• Data entries:
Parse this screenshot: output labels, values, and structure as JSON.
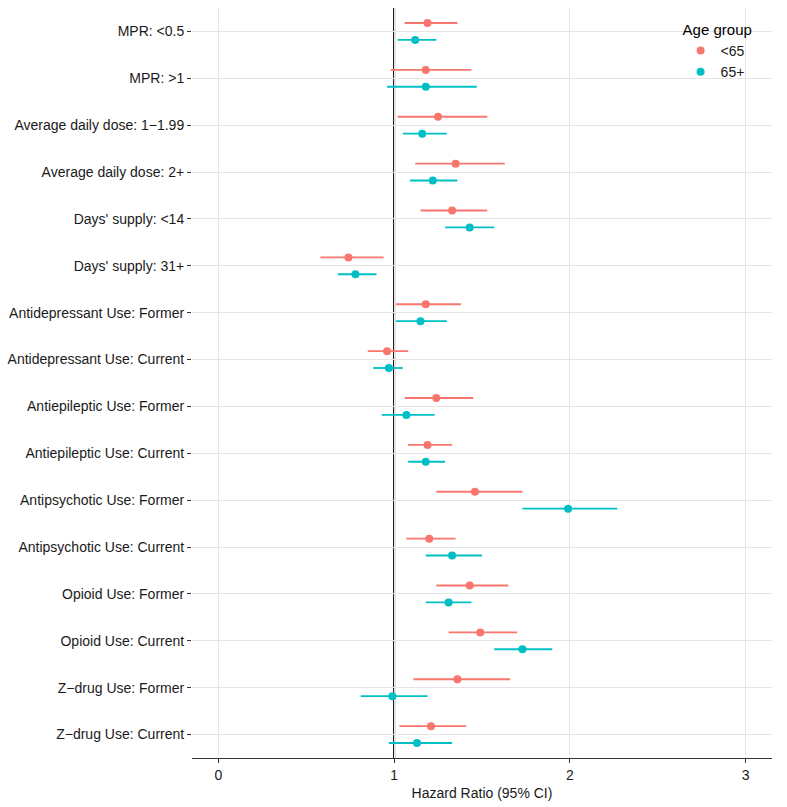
{
  "chart_data": {
    "type": "forest",
    "x_label": "Hazard Ratio (95% CI)",
    "legend_title": "Age group",
    "legend": "top right",
    "grid": true,
    "xlim": [
      -0.15,
      3.15
    ],
    "xticks": [
      0,
      1,
      2,
      3
    ],
    "reference_line": 1,
    "categories": [
      "MPR: <0.5",
      "MPR: >1",
      "Average daily dose: 1−1.99",
      "Average daily dose: 2+",
      "Days' supply: <14",
      "Days' supply: 31+",
      "Antidepressant Use: Former",
      "Antidepressant Use: Current",
      "Antiepileptic Use: Former",
      "Antiepileptic Use: Current",
      "Antipsychotic Use: Former",
      "Antipsychotic Use: Current",
      "Opioid Use: Former",
      "Opioid Use: Current",
      "Z−drug Use: Former",
      "Z−drug Use: Current"
    ],
    "series": [
      {
        "name": "<65",
        "color": "#F8766D",
        "marker": "circle",
        "values": [
          1.19,
          1.18,
          1.25,
          1.35,
          1.33,
          0.74,
          1.18,
          0.96,
          1.24,
          1.19,
          1.46,
          1.2,
          1.43,
          1.49,
          1.36,
          1.21
        ],
        "lower": [
          1.06,
          0.98,
          1.02,
          1.12,
          1.15,
          0.58,
          1.01,
          0.85,
          1.06,
          1.08,
          1.24,
          1.07,
          1.24,
          1.31,
          1.11,
          1.03
        ],
        "upper": [
          1.36,
          1.44,
          1.53,
          1.63,
          1.53,
          0.94,
          1.38,
          1.08,
          1.45,
          1.33,
          1.73,
          1.35,
          1.65,
          1.7,
          1.66,
          1.41
        ]
      },
      {
        "name": "65+",
        "color": "#00BFC4",
        "marker": "circle",
        "values": [
          1.12,
          1.18,
          1.16,
          1.22,
          1.43,
          0.78,
          1.15,
          0.97,
          1.07,
          1.18,
          1.99,
          1.33,
          1.31,
          1.73,
          0.99,
          1.13
        ],
        "lower": [
          1.02,
          0.96,
          1.05,
          1.09,
          1.29,
          0.68,
          1.01,
          0.88,
          0.93,
          1.08,
          1.73,
          1.18,
          1.18,
          1.57,
          0.81,
          0.97
        ],
        "upper": [
          1.24,
          1.47,
          1.3,
          1.36,
          1.57,
          0.9,
          1.3,
          1.05,
          1.23,
          1.29,
          2.27,
          1.5,
          1.44,
          1.9,
          1.19,
          1.33
        ]
      }
    ]
  }
}
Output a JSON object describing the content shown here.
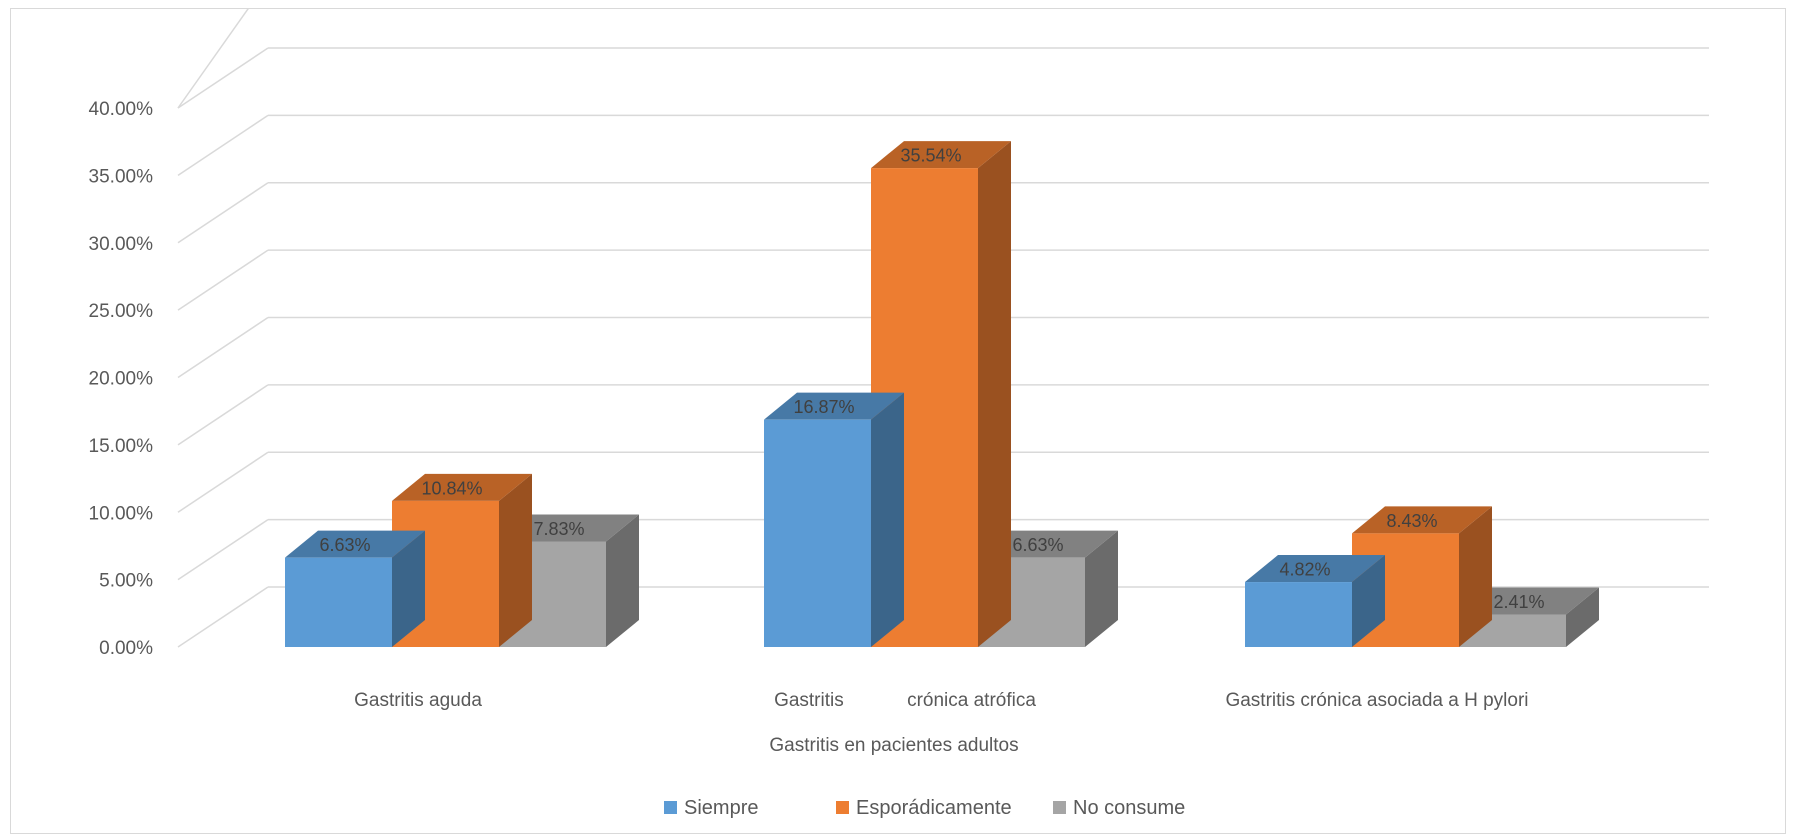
{
  "chart_data": {
    "type": "bar",
    "subtype": "3d-clustered-column",
    "title": "",
    "xlabel": "Gastritis en pacientes adultos",
    "ylabel": "",
    "categories": [
      "Gastritis aguda",
      "Gastritis            crónica atrófica",
      "Gastritis crónica asociada a H pylori"
    ],
    "series": [
      {
        "name": "Siempre",
        "values": [
          6.63,
          16.87,
          4.82
        ],
        "labels": [
          "6.63%",
          "16.87%",
          "4.82%"
        ],
        "color": "#5b9bd5"
      },
      {
        "name": "Esporádicamente",
        "values": [
          10.84,
          35.54,
          8.43
        ],
        "labels": [
          "10.84%",
          "35.54%",
          "8.43%"
        ],
        "color": "#ed7d31"
      },
      {
        "name": "No consume",
        "values": [
          7.83,
          6.63,
          2.41
        ],
        "labels": [
          "7.83%",
          "6.63%",
          "2.41%"
        ],
        "color": "#a5a5a5"
      }
    ],
    "ylim": [
      0,
      40
    ],
    "yticks": [
      "0.00%",
      "5.00%",
      "10.00%",
      "15.00%",
      "20.00%",
      "25.00%",
      "30.00%",
      "35.00%",
      "40.00%"
    ],
    "grid": true,
    "legend": "bottom"
  }
}
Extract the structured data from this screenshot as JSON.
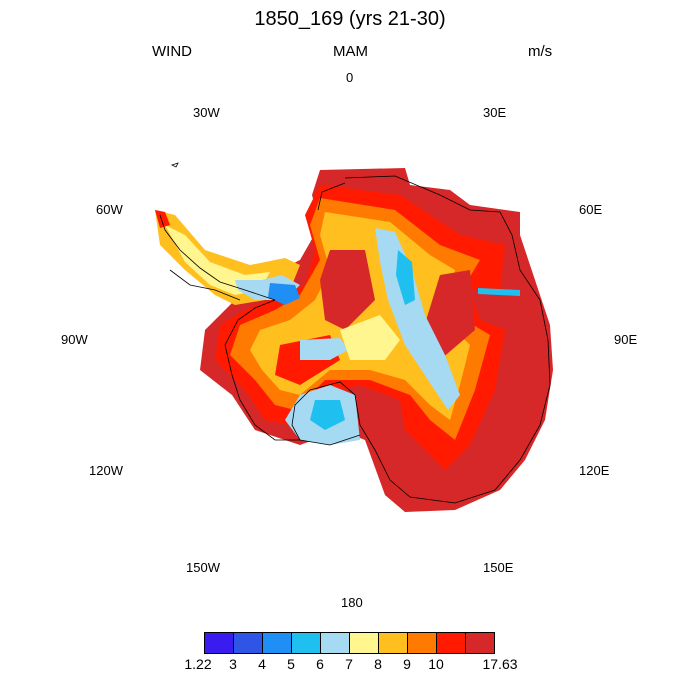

• Goal:
Repeat the records above exactly, leaving out the pictures.

• Answer for the task:
Parse this screenshot: output labels, values, and structure as JSON.
{
  "chart_data": {
    "type": "forest",
    "x_label": "Hazard Ratio (95% CI)",
    "legend_title": "Age group",
    "legend": "top right",
    "grid": true,
    "xlim": [
      -0.15,
      3.15
    ],
    "xticks": [
      0,
      1,
      2,
      3
    ],
    "reference_line": 1,
    "categories": [
      "MPR: <0.5",
      "MPR: >1",
      "Average daily dose: 1−1.99",
      "Average daily dose: 2+",
      "Days' supply: <14",
      "Days' supply: 31+",
      "Antidepressant Use: Former",
      "Antidepressant Use: Current",
      "Antiepileptic Use: Former",
      "Antiepileptic Use: Current",
      "Antipsychotic Use: Former",
      "Antipsychotic Use: Current",
      "Opioid Use: Former",
      "Opioid Use: Current",
      "Z−drug Use: Former",
      "Z−drug Use: Current"
    ],
    "series": [
      {
        "name": "<65",
        "color": "#F8766D",
        "marker": "circle",
        "values": [
          1.19,
          1.18,
          1.25,
          1.35,
          1.33,
          0.74,
          1.18,
          0.96,
          1.24,
          1.19,
          1.46,
          1.2,
          1.43,
          1.49,
          1.36,
          1.21
        ],
        "lower": [
          1.06,
          0.98,
          1.02,
          1.12,
          1.15,
          0.58,
          1.01,
          0.85,
          1.06,
          1.08,
          1.24,
          1.07,
          1.24,
          1.31,
          1.11,
          1.03
        ],
        "upper": [
          1.36,
          1.44,
          1.53,
          1.63,
          1.53,
          0.94,
          1.38,
          1.08,
          1.45,
          1.33,
          1.73,
          1.35,
          1.65,
          1.7,
          1.66,
          1.41
        ]
      },
      {
        "name": "65+",
        "color": "#00BFC4",
        "marker": "circle",
        "values": [
          1.12,
          1.18,
          1.16,
          1.22,
          1.43,
          0.78,
          1.15,
          0.97,
          1.07,
          1.18,
          1.99,
          1.33,
          1.31,
          1.73,
          0.99,
          1.13
        ],
        "lower": [
          1.02,
          0.96,
          1.05,
          1.09,
          1.29,
          0.68,
          1.01,
          0.88,
          0.93,
          1.08,
          1.73,
          1.18,
          1.18,
          1.57,
          0.81,
          0.97
        ],
        "upper": [
          1.24,
          1.47,
          1.3,
          1.36,
          1.57,
          0.9,
          1.3,
          1.05,
          1.23,
          1.29,
          2.27,
          1.5,
          1.44,
          1.9,
          1.19,
          1.33
        ]
      }
    ]
  }
}
Output a JSON object describing the content shown here.
{
  "chart_data": {
    "type": "bar",
    "subtype": "3d-clustered-column",
    "title": "",
    "xlabel": "Gastritis en pacientes adultos",
    "ylabel": "",
    "categories": [
      "Gastritis aguda",
      "Gastritis            crónica atrófica",
      "Gastritis crónica asociada a H pylori"
    ],
    "series": [
      {
        "name": "Siempre",
        "values": [
          6.63,
          16.87,
          4.82
        ],
        "labels": [
          "6.63%",
          "16.87%",
          "4.82%"
        ],
        "color": "#5b9bd5"
      },
      {
        "name": "Esporádicamente",
        "values": [
          10.84,
          35.54,
          8.43
        ],
        "labels": [
          "10.84%",
          "35.54%",
          "8.43%"
        ],
        "color": "#ed7d31"
      },
      {
        "name": "No consume",
        "values": [
          7.83,
          6.63,
          2.41
        ],
        "labels": [
          "7.83%",
          "6.63%",
          "2.41%"
        ],
        "color": "#a5a5a5"
      }
    ],
    "ylim": [
      0,
      40
    ],
    "yticks": [
      "0.00%",
      "5.00%",
      "10.00%",
      "15.00%",
      "20.00%",
      "25.00%",
      "30.00%",
      "35.00%",
      "40.00%"
    ],
    "grid": true,
    "legend": "bottom"
  }
}
Extract the structured data from this screenshot as JSON.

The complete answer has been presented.